Supplied entries.
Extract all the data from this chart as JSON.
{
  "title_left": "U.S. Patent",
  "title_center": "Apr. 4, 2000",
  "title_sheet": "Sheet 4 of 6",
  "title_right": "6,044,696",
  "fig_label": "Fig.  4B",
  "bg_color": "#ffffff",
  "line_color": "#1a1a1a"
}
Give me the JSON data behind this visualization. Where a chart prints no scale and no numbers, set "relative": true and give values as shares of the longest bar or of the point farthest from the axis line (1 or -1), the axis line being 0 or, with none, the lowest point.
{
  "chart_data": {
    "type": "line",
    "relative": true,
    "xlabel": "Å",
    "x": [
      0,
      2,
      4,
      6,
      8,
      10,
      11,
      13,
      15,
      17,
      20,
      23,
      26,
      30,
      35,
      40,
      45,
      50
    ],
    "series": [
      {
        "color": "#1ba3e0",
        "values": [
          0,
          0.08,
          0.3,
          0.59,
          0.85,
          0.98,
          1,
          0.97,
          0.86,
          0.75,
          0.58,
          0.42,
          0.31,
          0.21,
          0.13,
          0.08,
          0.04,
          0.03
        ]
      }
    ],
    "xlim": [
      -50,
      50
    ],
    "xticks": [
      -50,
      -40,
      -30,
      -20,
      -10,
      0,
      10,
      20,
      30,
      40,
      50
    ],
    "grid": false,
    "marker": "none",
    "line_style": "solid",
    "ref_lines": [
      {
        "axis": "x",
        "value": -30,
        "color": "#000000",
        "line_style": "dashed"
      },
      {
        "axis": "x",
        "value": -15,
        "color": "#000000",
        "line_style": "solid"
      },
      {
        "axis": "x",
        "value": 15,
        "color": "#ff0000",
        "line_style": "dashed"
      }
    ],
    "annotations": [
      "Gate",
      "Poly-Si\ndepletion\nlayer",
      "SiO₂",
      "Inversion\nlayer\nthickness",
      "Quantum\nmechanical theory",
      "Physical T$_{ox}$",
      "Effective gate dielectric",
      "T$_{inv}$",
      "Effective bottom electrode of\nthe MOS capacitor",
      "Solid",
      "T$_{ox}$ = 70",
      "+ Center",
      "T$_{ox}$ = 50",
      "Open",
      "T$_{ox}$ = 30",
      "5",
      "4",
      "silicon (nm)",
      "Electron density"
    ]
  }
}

Exercise requirements. Your task is to reproduce the whole listing exactly.

Output of the exercise.
Extract all the data from this chart as JSON.
{
  "title_left": "U.S. Patent",
  "title_center": "Apr. 4, 2000",
  "title_sheet": "Sheet 4 of 6",
  "title_right": "6,044,696",
  "fig_label": "Fig.  4B",
  "bg_color": "#ffffff",
  "line_color": "#1a1a1a"
}
Give me the JSON data behind this visualization. Where a chart prints no scale and no numbers, set "relative": true and give values as shares of the longest bar or of the point farthest from the axis line (1 or -1), the axis line being 0 or, with none, the lowest point.
{
  "chart_data": {
    "type": "line",
    "relative": true,
    "xlabel": "Å",
    "x": [
      0,
      2,
      4,
      6,
      8,
      10,
      11,
      13,
      15,
      17,
      20,
      23,
      26,
      30,
      35,
      40,
      45,
      50
    ],
    "series": [
      {
        "color": "#1ba3e0",
        "values": [
          0,
          0.08,
          0.3,
          0.59,
          0.85,
          0.98,
          1,
          0.97,
          0.86,
          0.75,
          0.58,
          0.42,
          0.31,
          0.21,
          0.13,
          0.08,
          0.04,
          0.03
        ]
      }
    ],
    "xlim": [
      -50,
      50
    ],
    "xticks": [
      -50,
      -40,
      -30,
      -20,
      -10,
      0,
      10,
      20,
      30,
      40,
      50
    ],
    "grid": false,
    "marker": "none",
    "line_style": "solid",
    "ref_lines": [
      {
        "axis": "x",
        "value": -30,
        "color": "#000000",
        "line_style": "dashed"
      },
      {
        "axis": "x",
        "value": -15,
        "color": "#000000",
        "line_style": "solid"
      },
      {
        "axis": "x",
        "value": 15,
        "color": "#ff0000",
        "line_style": "dashed"
      }
    ],
    "annotations": [
      "Gate",
      "Poly-Si\ndepletion\nlayer",
      "SiO₂",
      "Inversion\nlayer\nthickness",
      "Quantum\nmechanical theory",
      "Physical T$_{ox}$",
      "Effective gate dielectric",
      "T$_{inv}$",
      "Effective bottom electrode of\nthe MOS capacitor",
      "Solid",
      "T$_{ox}$ = 70",
      "+ Center",
      "T$_{ox}$ = 50",
      "Open",
      "T$_{ox}$ = 30",
      "5",
      "4",
      "silicon (nm)",
      "Electron density"
    ]
  }
}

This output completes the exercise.